-------- Texte fourni

RIO DE JANEIRO
Une agglomération fragmentée
La ségrégation socio-spatiale caractérise la métropole : l'organisation urbaine reflète et révèle les contradictions et les inégalités qui marquent la société brésilienne. Classiquement, on oppose la zone sud des plages (Copacabana, Ipanema, Leblond, Barra), où vivent les classes moyennes et aisées, aux zones ouest (Bangu, Campo Grande, Santa Cruz) et nord (Baixada Fluminense), où se regroupent les pauvres. Les premières bénéficient de tous les services urbains, et notamment des réseaux d'égouts ; les secondes, espaces de lotissements illégaux et des favelas, disposent de services publics réduits (électricité, un point d'eau, mais pas d'assainissement). Entre les deux, le centre et la zone suburbaine (São Cristovão, Madureira, Meier, Ilha do Governador) abritent des classes moyennes et présentent des infrastructures allant d'une qualité moyenne à déplorable. Cependant, à l'intérieur de chaque grand ensemble, la mixité existe ; ainsi, un dixième des deux millions d'habitants de la zone sud vivent dans des favelas consolidées, telle la Rocinha ou le Vidigal. Dans la zone nord, un quart des habitants vivent dans des favelas formant d'immenses complexes aux tracés irréguliers intercalés dans des lotissements moins denses et mieux équipés. Au total, dans la seule municipalité de Rio de Janeiro, pas moins de 600 favelas, 780 lotissements irréguliers et 500 ensembles de logements sociaux ont été recensés en 2000.
Le centre de Rio de Janeiro attire les migrants pendulaires des quartiers périphériques et des communes voisines de Nova Iguaçu, Belford Roxo, São João de Meriti, Duque de Caxias, qui viennent exercer leur activité commerciale et artisanale, malgré la constante augmentation du prix des transports urbains. Même si la ville est traversée par des voies rapides empruntant des tunnels et si deux lignes de métro desservent le centre, le trafic urbain reste fortement congestionné. Les problèmes environnementaux sont également très sérieux ; la pollution de la baie de Guanabara est à l'image de cette expansion urbaine non planifiée, qui échappe à tout contrôle. Le programme de dépollution de la baie, mis en place par le gouvernement à partir de 1995, lié à l'extension du réseau d'eau potable dans la périphérie, n'a pas donné de résultats visibles.

----------------
-------- Données fournies

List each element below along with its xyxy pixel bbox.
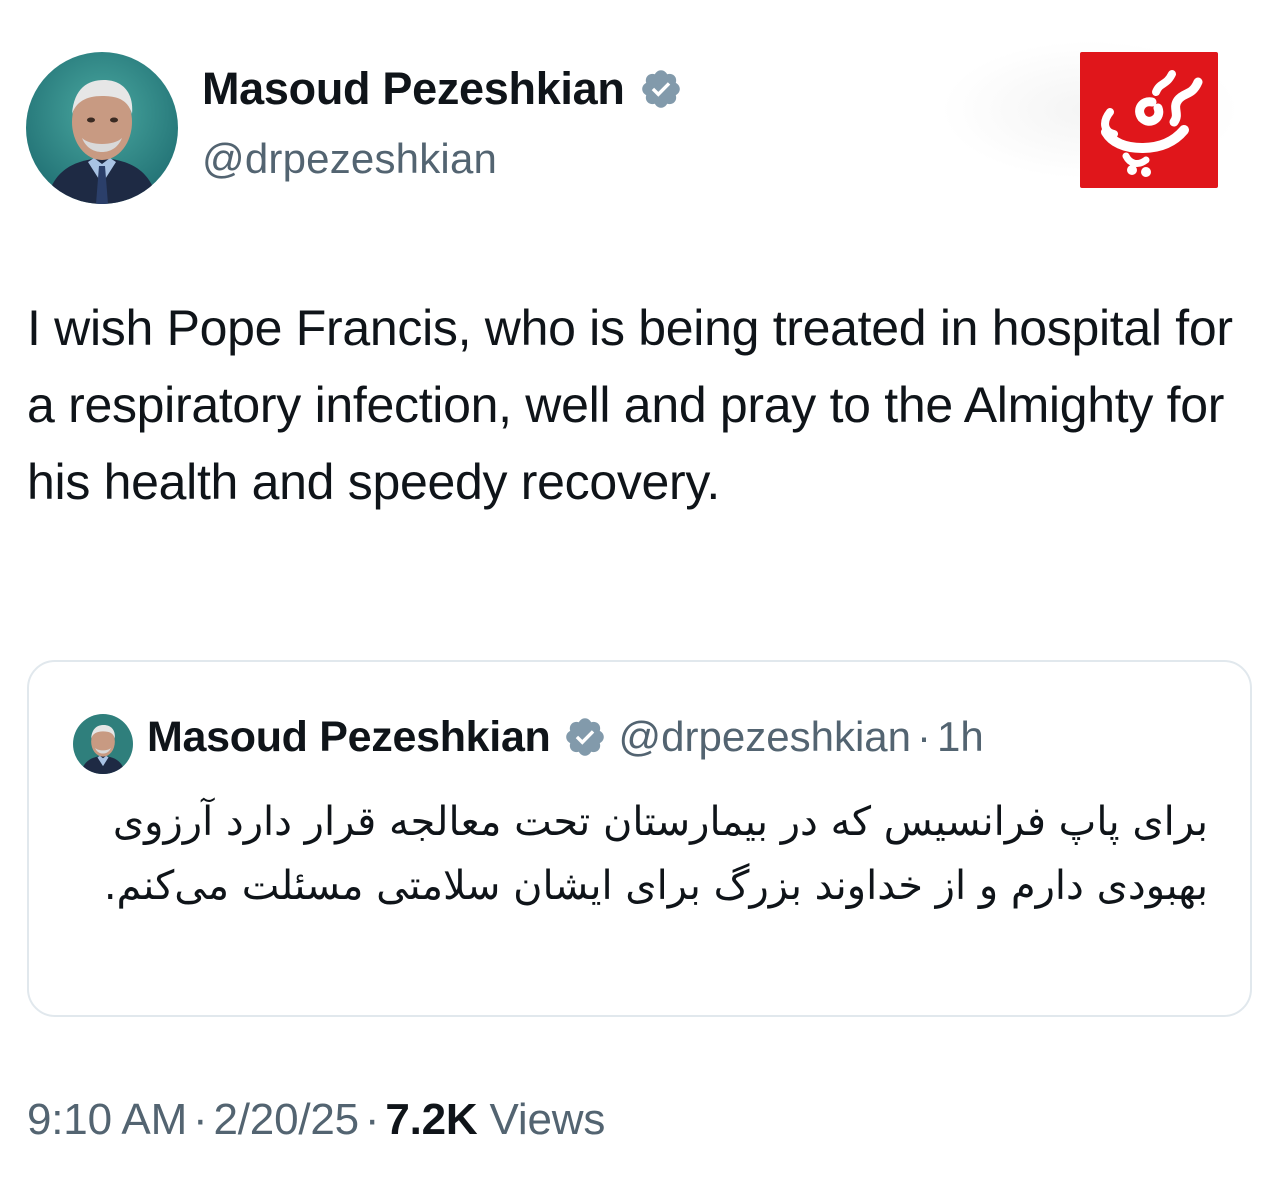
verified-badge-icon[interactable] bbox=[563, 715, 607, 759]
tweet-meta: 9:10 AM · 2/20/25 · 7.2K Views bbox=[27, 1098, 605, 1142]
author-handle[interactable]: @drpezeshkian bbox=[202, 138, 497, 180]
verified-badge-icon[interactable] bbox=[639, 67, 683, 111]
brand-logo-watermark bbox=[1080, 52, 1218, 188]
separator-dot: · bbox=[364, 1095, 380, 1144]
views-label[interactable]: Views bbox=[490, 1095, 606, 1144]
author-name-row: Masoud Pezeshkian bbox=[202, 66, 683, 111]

----------------

Recopiez fidèlement le passage du texte sur Rio de Janeiro qui commence par « Le centre de » et se poursuit jusqu'à « de résultats visibles. ».

Le centre de Rio de Janeiro attire les migrants pendulaires des quartiers périphériques et des communes voisines de Nova Iguaçu, Belford Roxo, São João de Meriti, Duque de Caxias, qui viennent exercer leur activité commerciale et artisanale, malgré la constante augmentation du prix des transports urbains. Même si la ville est traversée par des voies rapides empruntant des tunnels et si deux lignes de métro desservent le centre, le trafic urbain reste fortement congestionné. Les problèmes environnementaux sont également très sérieux ; la pollution de la baie de Guanabara est à l'image de cette expansion urbaine non planifiée, qui échappe à tout contrôle. Le programme de dépollution de la baie, mis en place par le gouvernement à partir de 1995, lié à l'extension du réseau d'eau potable dans la périphérie, n'a pas donné de résultats visibles.